'''

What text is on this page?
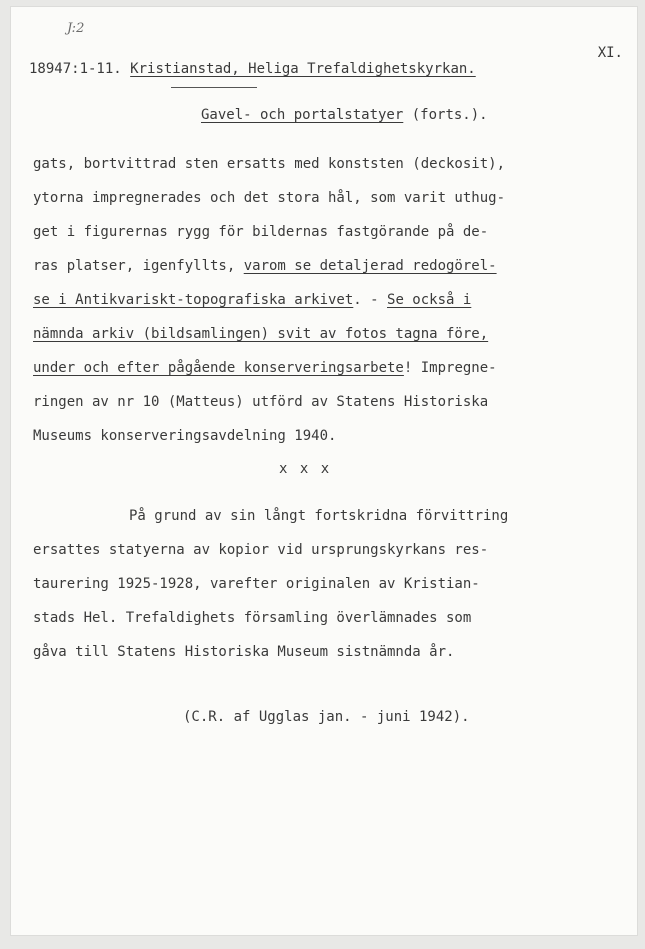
J:2
XI.
18947:1-11. Kristianstad, Heliga Trefaldighetskyrkan.
Gavel- och portalstatyer (forts.).
gats, bortvittrad sten ersatts med konststen (deckosit),
ytorna impregnerades och det stora hål, som varit uthug-
get i figurernas rygg för bildernas fastgörande på de-
ras platser, igenfyllts, varom se detaljerad redogörel-
se i Antikvariskt-topografiska arkivet. - Se också i
nämnda arkiv (bildsamlingen) svit av fotos tagna före,
under och efter pågående konserveringsarbete! Impregne-
ringen av nr 10 (Matteus) utförd av Statens Historiska
Museums konserveringsavdelning 1940.
x x x
På grund av sin långt fortskridna förvittring
ersattes statyerna av kopior vid ursprungskyrkans res-
taurering 1925-1928, varefter originalen av Kristian-
stads Hel. Trefaldighets församling överlämnades som
gåva till Statens Historiska Museum sistnämnda år.
(C.R. af Ugglas jan. - juni 1942).
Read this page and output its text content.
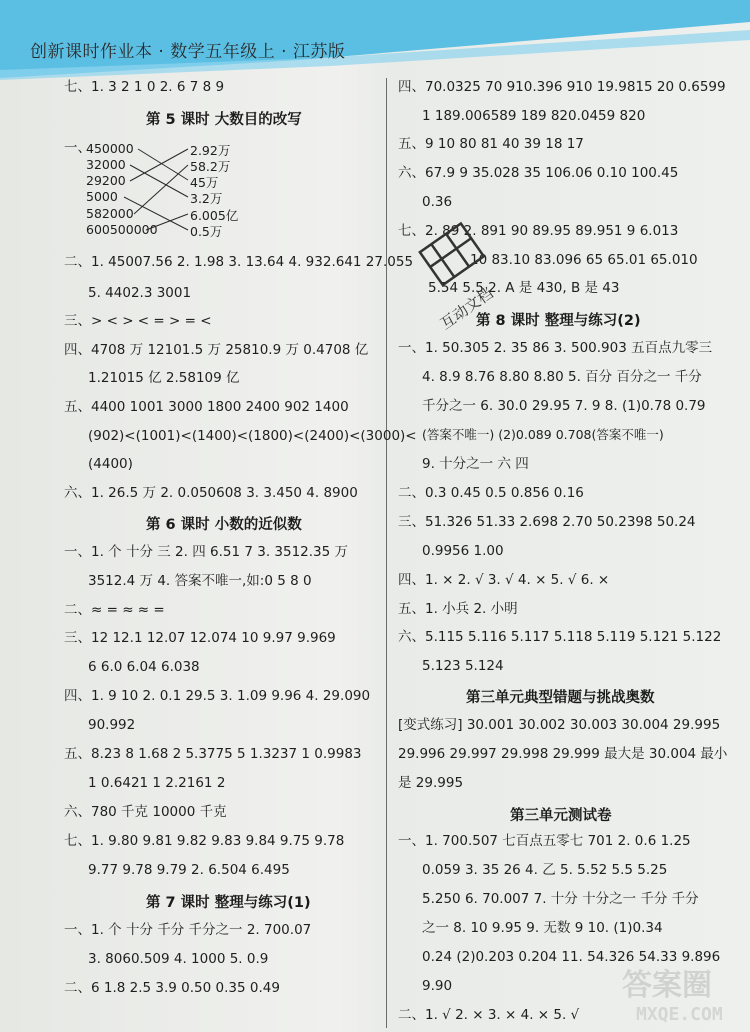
创新课时作业本 · 数学五年级上 · 江苏版
七、1. 3 2 1 0 2. 6 7 8 9
第 5 课时 大数目的改写
一、
450000
32000
29200
5000
582000
600500000
2.92万
58.2万
45万
3.2万
6.005亿
0.5万
二、1. 45007.56 2. 1.98 3. 13.64 4. 932.641 27.055
5. 4402.3 3001
三、> < > < = > = <
四、4708 万 12101.5 万 25810.9 万 0.4708 亿
1.21015 亿 2.58109 亿
五、4400 1001 3000 1800 2400 902 1400
(902)<(1001)<(1400)<(1800)<(2400)<(3000)<
(4400)
六、1. 26.5 万 2. 0.050608 3. 3.450 4. 8900
第 6 课时 小数的近似数
一、1. 个 十分 三 2. 四 6.51 7 3. 3512.35 万
3512.4 万 4. 答案不唯一,如:0 5 8 0
二、≈ = ≈ ≈ =
三、12 12.1 12.07 12.074 10 9.97 9.969
6 6.0 6.04 6.038
四、1. 9 10 2. 0.1 29.5 3. 1.09 9.96 4. 29.090
90.992
五、8.23 8 1.68 2 5.3775 5 1.3237 1 0.9983
1 0.6421 1 2.2161 2
六、780 千克 10000 千克
七、1. 9.80 9.81 9.82 9.83 9.84 9.75 9.78
9.77 9.78 9.79 2. 6.504 6.495
第 7 课时 整理与练习(1)
一、1. 个 十分 千分 千分之一 2. 700.07
3. 8060.509 4. 1000 5. 0.9
二、6 1.8 2.5 3.9 0.50 0.35 0.49
四、70.0325 70 910.396 910 19.9815 20 0.6599
1 189.006589 189 820.0459 820
五、9 10 80 81 40 39 18 17
六、67.9 9 35.028 35 106.06 0.10 100.45
0.36
七、2. 89 2. 891 90 89.95 89.951 9 6.013
10 83.10 83.096 65 65.01 65.010
5.54 5.5 2. A 是 430, B 是 43
第 8 课时 整理与练习(2)
一、1. 50.305 2. 35 86 3. 500.903 五百点九零三
4. 8.9 8.76 8.80 8.80 5. 百分 百分之一 千分
千分之一 6. 30.0 29.95 7. 9 8. (1)0.78 0.79
(答案不唯一) (2)0.089 0.708(答案不唯一)
9. 十分之一 六 四
二、0.3 0.45 0.5 0.856 0.16
三、51.326 51.33 2.698 2.70 50.2398 50.24
0.9956 1.00
四、1. × 2. √ 3. √ 4. × 5. √ 6. ×
五、1. 小兵 2. 小明
六、5.115 5.116 5.117 5.118 5.119 5.121 5.122
5.123 5.124
第三单元典型错题与挑战奥数
[变式练习] 30.001 30.002 30.003 30.004 29.995
29.996 29.997 29.998 29.999 最大是 30.004 最小
是 29.995
第三单元测试卷
一、1. 700.507 七百点五零七 701 2. 0.6 1.25
0.059 3. 35 26 4. 乙 5. 5.52 5.5 5.25
5.250 6. 70.007 7. 十分 十分之一 千分 千分
之一 8. 10 9.95 9. 无数 9 10. (1)0.34
0.24 (2)0.203 0.204 11. 54.326 54.33 9.896
9.90
二、1. √ 2. × 3. × 4. × 5. √
互动文档
答案圈
MXQE.COM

'''

GIVEN REQUEST ::
Write out exactly the lines from the line containing "Read this page and output its text content." through the last line of the listing above, please, and leave out any pictures.

ANSWER TO THIS TASK ::
Read this page and output its text content.
创新课时作业本 · 数学五年级上 · 江苏版
七、1. 3 2 1 0 2. 6 7 8 9
第 5 课时 大数目的改写
一、
450000
32000
29200
5000
582000
600500000
2.92万
58.2万
45万
3.2万
6.005亿
0.5万
二、1. 45007.56 2. 1.98 3. 13.64 4. 932.641 27.055
5. 4402.3 3001
三、> < > < = > = <
四、4708 万 12101.5 万 25810.9 万 0.4708 亿
1.21015 亿 2.58109 亿
五、4400 1001 3000 1800 2400 902 1400
(902)<(1001)<(1400)<(1800)<(2400)<(3000)<
(4400)
六、1. 26.5 万 2. 0.050608 3. 3.450 4. 8900
第 6 课时 小数的近似数
一、1. 个 十分 三 2. 四 6.51 7 3. 3512.35 万
3512.4 万 4. 答案不唯一,如:0 5 8 0
二、≈ = ≈ ≈ =
三、12 12.1 12.07 12.074 10 9.97 9.969
6 6.0 6.04 6.038
四、1. 9 10 2. 0.1 29.5 3. 1.09 9.96 4. 29.090
90.992
五、8.23 8 1.68 2 5.3775 5 1.3237 1 0.9983
1 0.6421 1 2.2161 2
六、780 千克 10000 千克
七、1. 9.80 9.81 9.82 9.83 9.84 9.75 9.78
9.77 9.78 9.79 2. 6.504 6.495
第 7 课时 整理与练习(1)
一、1. 个 十分 千分 千分之一 2. 700.07
3. 8060.509 4. 1000 5. 0.9
二、6 1.8 2.5 3.9 0.50 0.35 0.49
四、70.0325 70 910.396 910 19.9815 20 0.6599
1 189.006589 189 820.0459 820
五、9 10 80 81 40 39 18 17
六、67.9 9 35.028 35 106.06 0.10 100.45
0.36
七、2. 89 2. 891 90 89.95 89.951 9 6.013
10 83.10 83.096 65 65.01 65.010
5.54 5.5 2. A 是 430, B 是 43
第 8 课时 整理与练习(2)
一、1. 50.305 2. 35 86 3. 500.903 五百点九零三
4. 8.9 8.76 8.80 8.80 5. 百分 百分之一 千分
千分之一 6. 30.0 29.95 7. 9 8. (1)0.78 0.79
(答案不唯一) (2)0.089 0.708(答案不唯一)
9. 十分之一 六 四
二、0.3 0.45 0.5 0.856 0.16
三、51.326 51.33 2.698 2.70 50.2398 50.24
0.9956 1.00
四、1. × 2. √ 3. √ 4. × 5. √ 6. ×
五、1. 小兵 2. 小明
六、5.115 5.116 5.117 5.118 5.119 5.121 5.122
5.123 5.124
第三单元典型错题与挑战奥数
[变式练习] 30.001 30.002 30.003 30.004 29.995
29.996 29.997 29.998 29.999 最大是 30.004 最小
是 29.995
第三单元测试卷
一、1. 700.507 七百点五零七 701 2. 0.6 1.25
0.059 3. 35 26 4. 乙 5. 5.52 5.5 5.25
5.250 6. 70.007 7. 十分 十分之一 千分 千分
之一 8. 10 9.95 9. 无数 9 10. (1)0.34
0.24 (2)0.203 0.204 11. 54.326 54.33 9.896
9.90
二、1. √ 2. × 3. × 4. × 5. √
互动文档
答案圈
MXQE.COM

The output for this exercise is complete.